- Excerpted data
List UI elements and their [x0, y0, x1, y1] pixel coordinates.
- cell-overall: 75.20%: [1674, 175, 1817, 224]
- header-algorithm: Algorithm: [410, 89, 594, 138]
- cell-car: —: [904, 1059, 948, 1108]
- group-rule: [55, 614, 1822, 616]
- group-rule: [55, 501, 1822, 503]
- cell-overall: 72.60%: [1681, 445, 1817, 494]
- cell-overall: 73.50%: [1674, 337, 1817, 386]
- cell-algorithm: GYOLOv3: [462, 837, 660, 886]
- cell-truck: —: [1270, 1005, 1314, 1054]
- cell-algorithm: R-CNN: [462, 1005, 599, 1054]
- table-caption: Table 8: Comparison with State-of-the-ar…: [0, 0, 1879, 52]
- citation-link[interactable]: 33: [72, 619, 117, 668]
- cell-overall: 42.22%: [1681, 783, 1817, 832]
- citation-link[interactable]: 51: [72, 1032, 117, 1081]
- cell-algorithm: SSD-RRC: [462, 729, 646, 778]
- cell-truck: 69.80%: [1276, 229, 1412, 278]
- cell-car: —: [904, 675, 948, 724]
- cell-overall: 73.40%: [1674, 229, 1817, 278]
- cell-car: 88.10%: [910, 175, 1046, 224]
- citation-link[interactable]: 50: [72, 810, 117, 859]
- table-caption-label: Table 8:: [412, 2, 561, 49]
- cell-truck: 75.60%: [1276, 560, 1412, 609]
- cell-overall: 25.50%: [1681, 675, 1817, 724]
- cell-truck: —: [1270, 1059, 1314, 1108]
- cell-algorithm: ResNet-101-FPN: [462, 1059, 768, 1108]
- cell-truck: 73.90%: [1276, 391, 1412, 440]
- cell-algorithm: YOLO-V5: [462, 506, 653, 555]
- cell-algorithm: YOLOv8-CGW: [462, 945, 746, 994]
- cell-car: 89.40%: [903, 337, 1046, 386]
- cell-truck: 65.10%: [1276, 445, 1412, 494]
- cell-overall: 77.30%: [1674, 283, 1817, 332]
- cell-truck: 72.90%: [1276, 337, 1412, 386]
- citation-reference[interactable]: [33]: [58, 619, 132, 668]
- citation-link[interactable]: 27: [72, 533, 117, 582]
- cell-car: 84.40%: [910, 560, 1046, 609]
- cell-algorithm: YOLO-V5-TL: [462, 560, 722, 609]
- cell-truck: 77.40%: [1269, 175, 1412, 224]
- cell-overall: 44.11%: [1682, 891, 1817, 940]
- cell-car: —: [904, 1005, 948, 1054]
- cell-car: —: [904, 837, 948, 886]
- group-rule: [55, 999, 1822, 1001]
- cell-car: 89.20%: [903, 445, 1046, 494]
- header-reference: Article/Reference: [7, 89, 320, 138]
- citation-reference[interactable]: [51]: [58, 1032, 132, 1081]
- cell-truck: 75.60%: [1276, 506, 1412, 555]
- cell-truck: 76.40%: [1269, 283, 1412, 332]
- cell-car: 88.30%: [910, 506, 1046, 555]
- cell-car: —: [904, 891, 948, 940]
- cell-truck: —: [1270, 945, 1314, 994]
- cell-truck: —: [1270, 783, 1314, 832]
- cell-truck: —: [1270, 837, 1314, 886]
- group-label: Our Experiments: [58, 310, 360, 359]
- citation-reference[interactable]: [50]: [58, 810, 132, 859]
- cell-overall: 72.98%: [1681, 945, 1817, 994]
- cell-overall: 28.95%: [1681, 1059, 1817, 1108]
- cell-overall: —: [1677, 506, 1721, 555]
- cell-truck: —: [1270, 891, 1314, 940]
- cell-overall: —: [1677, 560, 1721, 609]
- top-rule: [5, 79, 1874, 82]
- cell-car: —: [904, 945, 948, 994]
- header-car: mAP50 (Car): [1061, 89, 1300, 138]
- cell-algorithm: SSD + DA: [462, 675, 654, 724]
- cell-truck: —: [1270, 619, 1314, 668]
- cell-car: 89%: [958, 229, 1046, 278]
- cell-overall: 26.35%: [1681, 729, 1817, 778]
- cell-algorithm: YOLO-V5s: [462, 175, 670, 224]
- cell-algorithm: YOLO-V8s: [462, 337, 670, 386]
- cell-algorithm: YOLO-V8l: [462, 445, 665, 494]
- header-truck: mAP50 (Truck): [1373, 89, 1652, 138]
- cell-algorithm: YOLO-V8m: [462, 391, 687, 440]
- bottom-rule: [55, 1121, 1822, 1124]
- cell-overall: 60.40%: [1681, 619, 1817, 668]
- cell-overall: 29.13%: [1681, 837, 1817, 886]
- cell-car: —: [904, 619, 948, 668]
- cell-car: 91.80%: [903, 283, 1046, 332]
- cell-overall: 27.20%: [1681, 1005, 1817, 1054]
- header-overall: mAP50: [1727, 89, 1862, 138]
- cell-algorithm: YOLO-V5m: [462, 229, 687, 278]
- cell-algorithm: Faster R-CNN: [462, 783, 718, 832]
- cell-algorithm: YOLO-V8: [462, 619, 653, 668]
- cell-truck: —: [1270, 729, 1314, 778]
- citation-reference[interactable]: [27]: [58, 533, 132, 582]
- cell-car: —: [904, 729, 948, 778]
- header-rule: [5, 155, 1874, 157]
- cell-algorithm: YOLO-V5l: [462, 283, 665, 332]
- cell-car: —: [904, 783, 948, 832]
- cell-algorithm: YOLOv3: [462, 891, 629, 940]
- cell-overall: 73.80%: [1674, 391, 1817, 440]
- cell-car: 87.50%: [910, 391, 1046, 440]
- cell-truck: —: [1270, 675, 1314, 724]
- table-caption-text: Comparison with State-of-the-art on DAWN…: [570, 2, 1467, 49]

- Short problem
Convert the listing above into a numbered list, omitting any blank lines.

- Output of the exercise
1. List UI elements and their [x0, y0, x1, y1] pixel coordinates.
2. - cell-overall: 75.20%: [1674, 175, 1817, 224]
3. - header-algorithm: Algorithm: [410, 89, 594, 138]
4. - cell-car: —: [904, 1059, 948, 1108]
5. - group-rule: [55, 614, 1822, 616]
6. - group-rule: [55, 501, 1822, 503]
7. - cell-overall: 72.60%: [1681, 445, 1817, 494]
8. - cell-overall: 73.50%: [1674, 337, 1817, 386]
9. - cell-algorithm: GYOLOv3: [462, 837, 660, 886]
10. - cell-truck: —: [1270, 1005, 1314, 1054]
11. - cell-algorithm: R-CNN: [462, 1005, 599, 1054]
12. - table-caption: Table 8: Comparison with State-of-the-ar…: [0, 0, 1879, 52]
13. - citation-link[interactable]: 33: [72, 619, 117, 668]
14. - cell-overall: 42.22%: [1681, 783, 1817, 832]
15. - citation-link[interactable]: 51: [72, 1032, 117, 1081]
16. - cell-algorithm: SSD-RRC: [462, 729, 646, 778]
17. - cell-truck: 69.80%: [1276, 229, 1412, 278]
18. - cell-car: —: [904, 675, 948, 724]
19. - cell-overall: 73.40%: [1674, 229, 1817, 278]
20. - cell-car: 88.10%: [910, 175, 1046, 224]
21. - citation-link[interactable]: 50: [72, 810, 117, 859]
22. - table-caption-label: Table 8:: [412, 2, 561, 49]
23. - cell-truck: 75.60%: [1276, 560, 1412, 609]
24. - cell-overall: 25.50%: [1681, 675, 1817, 724]
25. - cell-truck: —: [1270, 1059, 1314, 1108]
26. - cell-algorithm: ResNet-101-FPN: [462, 1059, 768, 1108]
27. - cell-truck: 73.90%: [1276, 391, 1412, 440]
28. - cell-algorithm: YOLO-V5: [462, 506, 653, 555]
29. - cell-algorithm: YOLOv8-CGW: [462, 945, 746, 994]
30. - cell-car: 89.40%: [903, 337, 1046, 386]
31. - cell-truck: 65.10%: [1276, 445, 1412, 494]
32. - cell-overall: 77.30%: [1674, 283, 1817, 332]
33. - cell-truck: 72.90%: [1276, 337, 1412, 386]
34. - citation-reference[interactable]: [33]: [58, 619, 132, 668]
35. - citation-link[interactable]: 27: [72, 533, 117, 582]
36. - cell-car: 84.40%: [910, 560, 1046, 609]
37. - cell-algorithm: YOLO-V5-TL: [462, 560, 722, 609]
38. - cell-truck: 77.40%: [1269, 175, 1412, 224]
39. - cell-overall: 44.11%: [1682, 891, 1817, 940]
40. - cell-car: —: [904, 1005, 948, 1054]
41. - cell-car: —: [904, 837, 948, 886]
42. - group-rule: [55, 999, 1822, 1001]
43. - cell-car: 89.20%: [903, 445, 1046, 494]
44. - header-reference: Article/Reference: [7, 89, 320, 138]
45. - citation-reference[interactable]: [51]: [58, 1032, 132, 1081]
46. - cell-truck: 75.60%: [1276, 506, 1412, 555]
47. - cell-truck: 76.40%: [1269, 283, 1412, 332]
48. - cell-car: 88.30%: [910, 506, 1046, 555]
49. - cell-car: —: [904, 891, 948, 940]
50. - cell-truck: —: [1270, 945, 1314, 994]
51. - cell-truck: —: [1270, 783, 1314, 832]
52. - cell-truck: —: [1270, 837, 1314, 886]
53. - group-label: Our Experiments: [58, 310, 360, 359]
54. - citation-reference[interactable]: [50]: [58, 810, 132, 859]
55. - cell-overall: 72.98%: [1681, 945, 1817, 994]
56. - cell-overall: 28.95%: [1681, 1059, 1817, 1108]
57. - cell-overall: —: [1677, 506, 1721, 555]
58. - cell-truck: —: [1270, 891, 1314, 940]
59. - cell-overall: —: [1677, 560, 1721, 609]
60. - top-rule: [5, 79, 1874, 82]
61. - cell-car: —: [904, 945, 948, 994]
62. - header-car: mAP50 (Car): [1061, 89, 1300, 138]
63. - cell-algorithm: SSD + DA: [462, 675, 654, 724]
64. - cell-truck: —: [1270, 619, 1314, 668]
65. - cell-car: 89%: [958, 229, 1046, 278]
66. - cell-overall: 26.35%: [1681, 729, 1817, 778]
67. - cell-algorithm: YOLO-V5s: [462, 175, 670, 224]
68. - cell-algorithm: YOLO-V8s: [462, 337, 670, 386]
69. - cell-algorithm: YOLO-V8l: [462, 445, 665, 494]
70. - header-truck: mAP50 (Truck): [1373, 89, 1652, 138]
71. - cell-algorithm: YOLO-V8m: [462, 391, 687, 440]
72. - bottom-rule: [55, 1121, 1822, 1124]
73. - cell-overall: 60.40%: [1681, 619, 1817, 668]
74. - cell-overall: 29.13%: [1681, 837, 1817, 886]
75. - cell-car: —: [904, 619, 948, 668]
76. - cell-car: 91.80%: [903, 283, 1046, 332]
77. - cell-overall: 27.20%: [1681, 1005, 1817, 1054]
78. - header-overall: mAP50: [1727, 89, 1862, 138]
79. - cell-algorithm: YOLO-V5m: [462, 229, 687, 278]
80. - cell-algorithm: Faster R-CNN: [462, 783, 718, 832]
81. - cell-algorithm: YOLO-V8: [462, 619, 653, 668]
82. - cell-truck: —: [1270, 729, 1314, 778]
83. - citation-reference[interactable]: [27]: [58, 533, 132, 582]
84. - cell-car: —: [904, 729, 948, 778]
85. - header-rule: [5, 155, 1874, 157]
86. - cell-algorithm: YOLO-V5l: [462, 283, 665, 332]
87. - cell-car: —: [904, 783, 948, 832]
88. - cell-algorithm: YOLOv3: [462, 891, 629, 940]
89. - cell-overall: 73.80%: [1674, 391, 1817, 440]
90. - cell-car: 87.50%: [910, 391, 1046, 440]
91. - cell-truck: —: [1270, 675, 1314, 724]
92. - table-caption-text: Comparison with State-of-the-art on DAWN…: [570, 2, 1467, 49]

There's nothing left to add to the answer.